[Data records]
-*-*-

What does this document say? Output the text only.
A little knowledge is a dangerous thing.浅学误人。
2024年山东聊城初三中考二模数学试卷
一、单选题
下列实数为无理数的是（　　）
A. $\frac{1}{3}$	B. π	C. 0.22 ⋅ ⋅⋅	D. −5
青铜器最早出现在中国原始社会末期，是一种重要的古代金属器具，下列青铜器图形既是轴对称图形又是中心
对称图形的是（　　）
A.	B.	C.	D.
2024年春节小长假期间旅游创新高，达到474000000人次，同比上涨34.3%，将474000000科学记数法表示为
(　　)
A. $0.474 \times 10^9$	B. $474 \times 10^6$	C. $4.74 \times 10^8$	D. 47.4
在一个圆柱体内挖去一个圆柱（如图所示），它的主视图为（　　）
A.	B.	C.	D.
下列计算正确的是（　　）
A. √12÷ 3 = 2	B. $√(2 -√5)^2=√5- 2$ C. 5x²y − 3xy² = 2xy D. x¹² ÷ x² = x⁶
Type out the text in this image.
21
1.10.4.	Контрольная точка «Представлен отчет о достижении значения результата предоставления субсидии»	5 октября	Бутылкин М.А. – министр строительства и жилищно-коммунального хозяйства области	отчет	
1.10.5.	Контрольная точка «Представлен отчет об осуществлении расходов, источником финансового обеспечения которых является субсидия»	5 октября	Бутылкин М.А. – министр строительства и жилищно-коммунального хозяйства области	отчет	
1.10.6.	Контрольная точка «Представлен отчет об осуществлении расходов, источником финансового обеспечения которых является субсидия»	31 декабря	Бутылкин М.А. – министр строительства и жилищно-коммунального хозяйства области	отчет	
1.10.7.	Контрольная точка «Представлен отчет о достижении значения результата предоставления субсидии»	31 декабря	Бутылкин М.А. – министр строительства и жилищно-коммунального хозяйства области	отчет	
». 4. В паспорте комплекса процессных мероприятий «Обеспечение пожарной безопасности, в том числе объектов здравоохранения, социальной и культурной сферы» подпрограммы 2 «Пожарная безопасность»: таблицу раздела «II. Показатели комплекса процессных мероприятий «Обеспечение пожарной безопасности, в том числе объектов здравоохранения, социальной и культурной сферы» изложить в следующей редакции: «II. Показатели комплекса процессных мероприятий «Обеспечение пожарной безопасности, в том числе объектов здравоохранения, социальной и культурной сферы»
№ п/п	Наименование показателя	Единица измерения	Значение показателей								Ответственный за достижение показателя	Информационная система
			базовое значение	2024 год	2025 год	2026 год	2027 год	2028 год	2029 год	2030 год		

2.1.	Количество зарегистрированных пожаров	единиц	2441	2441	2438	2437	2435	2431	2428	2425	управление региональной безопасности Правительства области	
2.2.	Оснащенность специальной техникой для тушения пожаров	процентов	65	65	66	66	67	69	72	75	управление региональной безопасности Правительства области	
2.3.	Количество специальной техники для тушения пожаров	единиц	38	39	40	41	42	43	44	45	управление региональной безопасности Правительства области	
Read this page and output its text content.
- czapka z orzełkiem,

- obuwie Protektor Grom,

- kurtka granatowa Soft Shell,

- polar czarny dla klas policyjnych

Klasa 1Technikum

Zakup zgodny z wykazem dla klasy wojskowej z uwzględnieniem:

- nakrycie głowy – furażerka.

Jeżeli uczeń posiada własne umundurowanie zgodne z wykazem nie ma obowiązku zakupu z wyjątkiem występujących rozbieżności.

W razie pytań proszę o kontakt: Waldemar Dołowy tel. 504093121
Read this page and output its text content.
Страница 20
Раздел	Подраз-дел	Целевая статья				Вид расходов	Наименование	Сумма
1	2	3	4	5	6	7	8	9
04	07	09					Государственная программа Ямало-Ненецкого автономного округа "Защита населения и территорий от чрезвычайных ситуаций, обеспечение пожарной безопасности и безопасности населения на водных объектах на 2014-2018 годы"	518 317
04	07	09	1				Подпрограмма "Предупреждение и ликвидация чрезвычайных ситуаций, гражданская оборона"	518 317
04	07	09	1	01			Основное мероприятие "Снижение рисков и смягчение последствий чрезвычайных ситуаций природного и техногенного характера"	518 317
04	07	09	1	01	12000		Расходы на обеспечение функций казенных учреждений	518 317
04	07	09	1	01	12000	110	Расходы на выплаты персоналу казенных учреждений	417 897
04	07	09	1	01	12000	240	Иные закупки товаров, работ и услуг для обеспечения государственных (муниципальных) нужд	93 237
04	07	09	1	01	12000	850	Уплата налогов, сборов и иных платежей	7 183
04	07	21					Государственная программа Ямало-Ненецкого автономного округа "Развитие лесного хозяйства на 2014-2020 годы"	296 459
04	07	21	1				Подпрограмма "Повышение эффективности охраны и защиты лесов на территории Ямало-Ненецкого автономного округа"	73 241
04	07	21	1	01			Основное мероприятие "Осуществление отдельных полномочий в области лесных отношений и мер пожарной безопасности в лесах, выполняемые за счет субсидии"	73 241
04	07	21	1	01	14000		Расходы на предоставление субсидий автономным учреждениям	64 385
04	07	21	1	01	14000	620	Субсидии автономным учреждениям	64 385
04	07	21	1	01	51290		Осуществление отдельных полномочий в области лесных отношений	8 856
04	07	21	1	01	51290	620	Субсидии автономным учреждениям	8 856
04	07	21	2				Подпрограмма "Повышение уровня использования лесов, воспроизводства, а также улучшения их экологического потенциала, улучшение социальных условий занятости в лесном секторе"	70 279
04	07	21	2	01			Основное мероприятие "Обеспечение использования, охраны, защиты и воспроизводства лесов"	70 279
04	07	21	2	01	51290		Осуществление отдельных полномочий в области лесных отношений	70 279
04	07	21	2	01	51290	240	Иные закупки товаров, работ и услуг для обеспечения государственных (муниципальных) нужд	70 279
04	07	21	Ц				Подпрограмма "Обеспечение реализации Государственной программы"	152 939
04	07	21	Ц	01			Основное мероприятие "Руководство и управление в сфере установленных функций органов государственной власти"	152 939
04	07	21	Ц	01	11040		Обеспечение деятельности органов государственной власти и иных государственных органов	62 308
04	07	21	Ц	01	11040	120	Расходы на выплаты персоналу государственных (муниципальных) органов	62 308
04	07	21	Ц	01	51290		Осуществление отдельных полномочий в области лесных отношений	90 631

-*-*-

▶ [Job]
Please repeat the listing above in full and exactly.

▶ [Result]
What does this document say? Output the text only.
A little knowledge is a dangerous thing.浅学误人。
2024年山东聊城初三中考二模数学试卷
一、单选题
下列实数为无理数的是（　　）
A. $\frac{1}{3}$	B. π	C. 0.22 ⋅ ⋅⋅	D. −5
青铜器最早出现在中国原始社会末期，是一种重要的古代金属器具，下列青铜器图形既是轴对称图形又是中心
对称图形的是（　　）
A.	B.	C.	D.
2024年春节小长假期间旅游创新高，达到474000000人次，同比上涨34.3%，将474000000科学记数法表示为
(　　)
A. $0.474 \times 10^9$	B. $474 \times 10^6$	C. $4.74 \times 10^8$	D. 47.4
在一个圆柱体内挖去一个圆柱（如图所示），它的主视图为（　　）
A.	B.	C.	D.
下列计算正确的是（　　）
A. √12÷ 3 = 2	B. $√(2 -√5)^2=√5- 2$ C. 5x²y − 3xy² = 2xy D. x¹² ÷ x² = x⁶
Type out the text in this image.
21
1.10.4.	Контрольная точка «Представлен отчет о достижении значения результата предоставления субсидии»	5 октября	Бутылкин М.А. – министр строительства и жилищно-коммунального хозяйства области	отчет	
1.10.5.	Контрольная точка «Представлен отчет об осуществлении расходов, источником финансового обеспечения которых является субсидия»	5 октября	Бутылкин М.А. – министр строительства и жилищно-коммунального хозяйства области	отчет	
1.10.6.	Контрольная точка «Представлен отчет об осуществлении расходов, источником финансового обеспечения которых является субсидия»	31 декабря	Бутылкин М.А. – министр строительства и жилищно-коммунального хозяйства области	отчет	
1.10.7.	Контрольная точка «Представлен отчет о достижении значения результата предоставления субсидии»	31 декабря	Бутылкин М.А. – министр строительства и жилищно-коммунального хозяйства области	отчет	
». 4. В паспорте комплекса процессных мероприятий «Обеспечение пожарной безопасности, в том числе объектов здравоохранения, социальной и культурной сферы» подпрограммы 2 «Пожарная безопасность»: таблицу раздела «II. Показатели комплекса процессных мероприятий «Обеспечение пожарной безопасности, в том числе объектов здравоохранения, социальной и культурной сферы» изложить в следующей редакции: «II. Показатели комплекса процессных мероприятий «Обеспечение пожарной безопасности, в том числе объектов здравоохранения, социальной и культурной сферы»
№ п/п	Наименование показателя	Единица измерения	Значение показателей								Ответственный за достижение показателя	Информационная система
			базовое значение	2024 год	2025 год	2026 год	2027 год	2028 год	2029 год	2030 год		

2.1.	Количество зарегистрированных пожаров	единиц	2441	2441	2438	2437	2435	2431	2428	2425	управление региональной безопасности Правительства области	
2.2.	Оснащенность специальной техникой для тушения пожаров	процентов	65	65	66	66	67	69	72	75	управление региональной безопасности Правительства области	
2.3.	Количество специальной техники для тушения пожаров	единиц	38	39	40	41	42	43	44	45	управление региональной безопасности Правительства области	
Read this page and output its text content.
- czapka z orzełkiem,

- obuwie Protektor Grom,

- kurtka granatowa Soft Shell,

- polar czarny dla klas policyjnych

Klasa 1Technikum

Zakup zgodny z wykazem dla klasy wojskowej z uwzględnieniem:

- nakrycie głowy – furażerka.

Jeżeli uczeń posiada własne umundurowanie zgodne z wykazem nie ma obowiązku zakupu z wyjątkiem występujących rozbieżności.

W razie pytań proszę o kontakt: Waldemar Dołowy tel. 504093121
Read this page and output its text content.
Страница 20
Раздел	Подраз-дел	Целевая статья				Вид расходов	Наименование	Сумма
1	2	3	4	5	6	7	8	9
04	07	09					Государственная программа Ямало-Ненецкого автономного округа "Защита населения и территорий от чрезвычайных ситуаций, обеспечение пожарной безопасности и безопасности населения на водных объектах на 2014-2018 годы"	518 317
04	07	09	1				Подпрограмма "Предупреждение и ликвидация чрезвычайных ситуаций, гражданская оборона"	518 317
04	07	09	1	01			Основное мероприятие "Снижение рисков и смягчение последствий чрезвычайных ситуаций природного и техногенного характера"	518 317
04	07	09	1	01	12000		Расходы на обеспечение функций казенных учреждений	518 317
04	07	09	1	01	12000	110	Расходы на выплаты персоналу казенных учреждений	417 897
04	07	09	1	01	12000	240	Иные закупки товаров, работ и услуг для обеспечения государственных (муниципальных) нужд	93 237
04	07	09	1	01	12000	850	Уплата налогов, сборов и иных платежей	7 183
04	07	21					Государственная программа Ямало-Ненецкого автономного округа "Развитие лесного хозяйства на 2014-2020 годы"	296 459
04	07	21	1				Подпрограмма "Повышение эффективности охраны и защиты лесов на территории Ямало-Ненецкого автономного округа"	73 241
04	07	21	1	01			Основное мероприятие "Осуществление отдельных полномочий в области лесных отношений и мер пожарной безопасности в лесах, выполняемые за счет субсидии"	73 241
04	07	21	1	01	14000		Расходы на предоставление субсидий автономным учреждениям	64 385
04	07	21	1	01	14000	620	Субсидии автономным учреждениям	64 385
04	07	21	1	01	51290		Осуществление отдельных полномочий в области лесных отношений	8 856
04	07	21	1	01	51290	620	Субсидии автономным учреждениям	8 856
04	07	21	2				Подпрограмма "Повышение уровня использования лесов, воспроизводства, а также улучшения их экологического потенциала, улучшение социальных условий занятости в лесном секторе"	70 279
04	07	21	2	01			Основное мероприятие "Обеспечение использования, охраны, защиты и воспроизводства лесов"	70 279
04	07	21	2	01	51290		Осуществление отдельных полномочий в области лесных отношений	70 279
04	07	21	2	01	51290	240	Иные закупки товаров, работ и услуг для обеспечения государственных (муниципальных) нужд	70 279
04	07	21	Ц				Подпрограмма "Обеспечение реализации Государственной программы"	152 939
04	07	21	Ц	01			Основное мероприятие "Руководство и управление в сфере установленных функций органов государственной власти"	152 939
04	07	21	Ц	01	11040		Обеспечение деятельности органов государственной власти и иных государственных органов	62 308
04	07	21	Ц	01	11040	120	Расходы на выплаты персоналу государственных (муниципальных) органов	62 308
04	07	21	Ц	01	51290		Осуществление отдельных полномочий в области лесных отношений	90 631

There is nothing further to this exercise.